*GIVEN RECORDS*
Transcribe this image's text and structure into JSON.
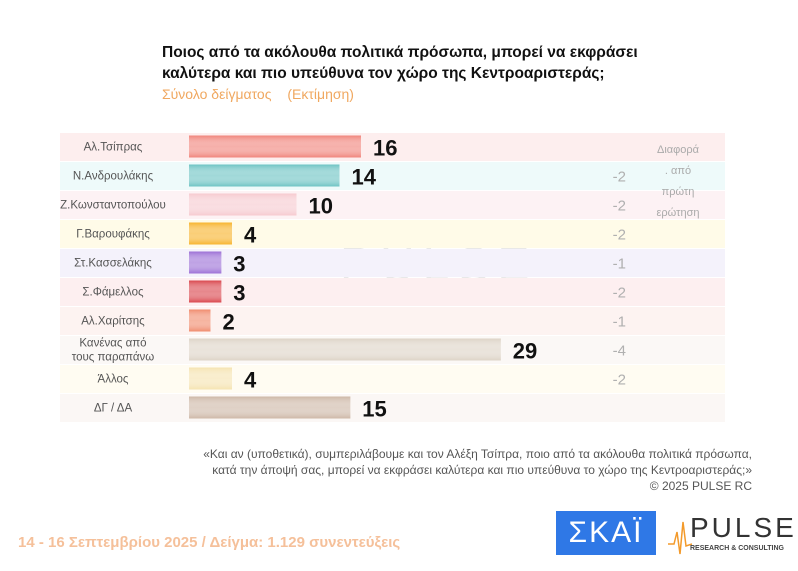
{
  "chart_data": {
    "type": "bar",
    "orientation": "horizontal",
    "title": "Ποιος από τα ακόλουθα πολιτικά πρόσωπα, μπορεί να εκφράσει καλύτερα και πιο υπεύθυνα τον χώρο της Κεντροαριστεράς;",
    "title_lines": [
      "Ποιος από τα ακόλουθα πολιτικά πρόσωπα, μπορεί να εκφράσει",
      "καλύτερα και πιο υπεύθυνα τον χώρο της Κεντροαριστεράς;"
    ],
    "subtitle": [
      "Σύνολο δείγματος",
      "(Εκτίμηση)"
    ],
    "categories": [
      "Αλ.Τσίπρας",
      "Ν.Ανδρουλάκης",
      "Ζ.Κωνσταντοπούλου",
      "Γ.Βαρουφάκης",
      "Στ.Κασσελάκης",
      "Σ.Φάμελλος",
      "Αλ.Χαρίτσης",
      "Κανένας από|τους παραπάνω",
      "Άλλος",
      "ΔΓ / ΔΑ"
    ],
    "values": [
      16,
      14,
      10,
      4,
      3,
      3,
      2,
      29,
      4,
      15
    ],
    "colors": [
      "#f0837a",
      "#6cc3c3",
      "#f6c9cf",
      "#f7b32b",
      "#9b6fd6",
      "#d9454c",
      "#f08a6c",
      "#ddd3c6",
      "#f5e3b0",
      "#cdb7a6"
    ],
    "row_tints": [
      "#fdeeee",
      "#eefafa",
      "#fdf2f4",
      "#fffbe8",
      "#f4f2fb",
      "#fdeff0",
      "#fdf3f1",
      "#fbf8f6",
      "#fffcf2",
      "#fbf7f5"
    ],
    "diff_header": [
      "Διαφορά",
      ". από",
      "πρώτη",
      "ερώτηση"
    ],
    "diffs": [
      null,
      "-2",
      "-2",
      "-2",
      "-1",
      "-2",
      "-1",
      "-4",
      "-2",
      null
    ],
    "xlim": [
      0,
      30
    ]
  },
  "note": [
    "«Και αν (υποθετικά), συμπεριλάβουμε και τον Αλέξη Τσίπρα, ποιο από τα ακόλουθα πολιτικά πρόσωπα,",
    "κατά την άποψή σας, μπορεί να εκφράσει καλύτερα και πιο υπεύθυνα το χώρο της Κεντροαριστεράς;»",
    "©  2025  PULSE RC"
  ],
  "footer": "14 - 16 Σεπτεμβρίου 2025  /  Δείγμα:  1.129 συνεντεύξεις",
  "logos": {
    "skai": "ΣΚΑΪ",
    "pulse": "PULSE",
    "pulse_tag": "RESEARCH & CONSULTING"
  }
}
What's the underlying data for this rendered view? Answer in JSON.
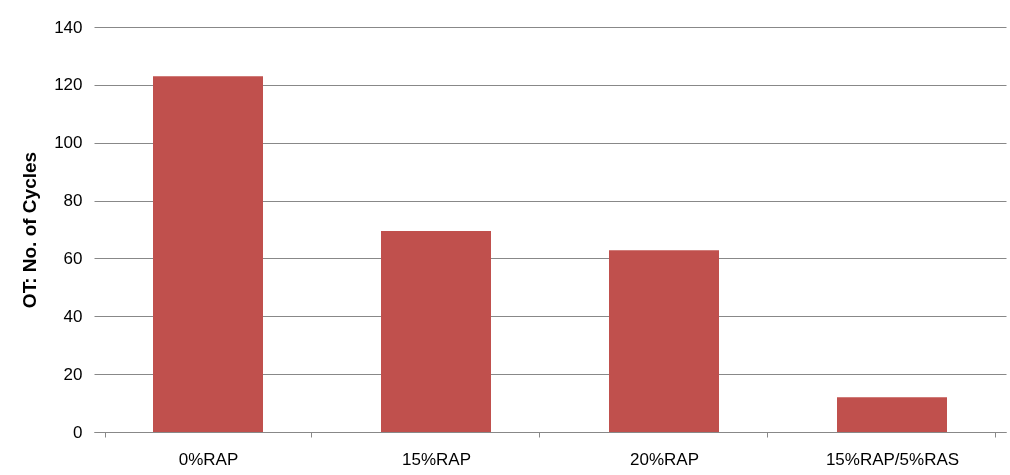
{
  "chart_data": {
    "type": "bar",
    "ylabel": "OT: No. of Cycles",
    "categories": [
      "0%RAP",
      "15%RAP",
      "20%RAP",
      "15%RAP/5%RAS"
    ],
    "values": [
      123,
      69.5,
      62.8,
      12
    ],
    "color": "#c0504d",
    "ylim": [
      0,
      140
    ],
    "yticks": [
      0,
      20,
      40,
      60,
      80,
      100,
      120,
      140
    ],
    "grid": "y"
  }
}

*WORK REQUIRED*
Find the lines holding "ακόλουθα" and list every one.

*RESULT OF THIS TASK*
    "title": "Ποιος από τα ακόλουθα πολιτικά πρόσωπα, μπορεί να εκφράσει καλύτερα και πιο υπεύθυνα τον χώρο της Κεντροαριστεράς;",
      "Ποιος από τα ακόλουθα πολιτικά πρόσωπα, μπορεί να εκφράσει",
    "«Και αν (υποθετικά), συμπεριλάβουμε και τον Αλέξη Τσίπρα, ποιο από τα ακόλουθα πολιτικά πρόσωπα,",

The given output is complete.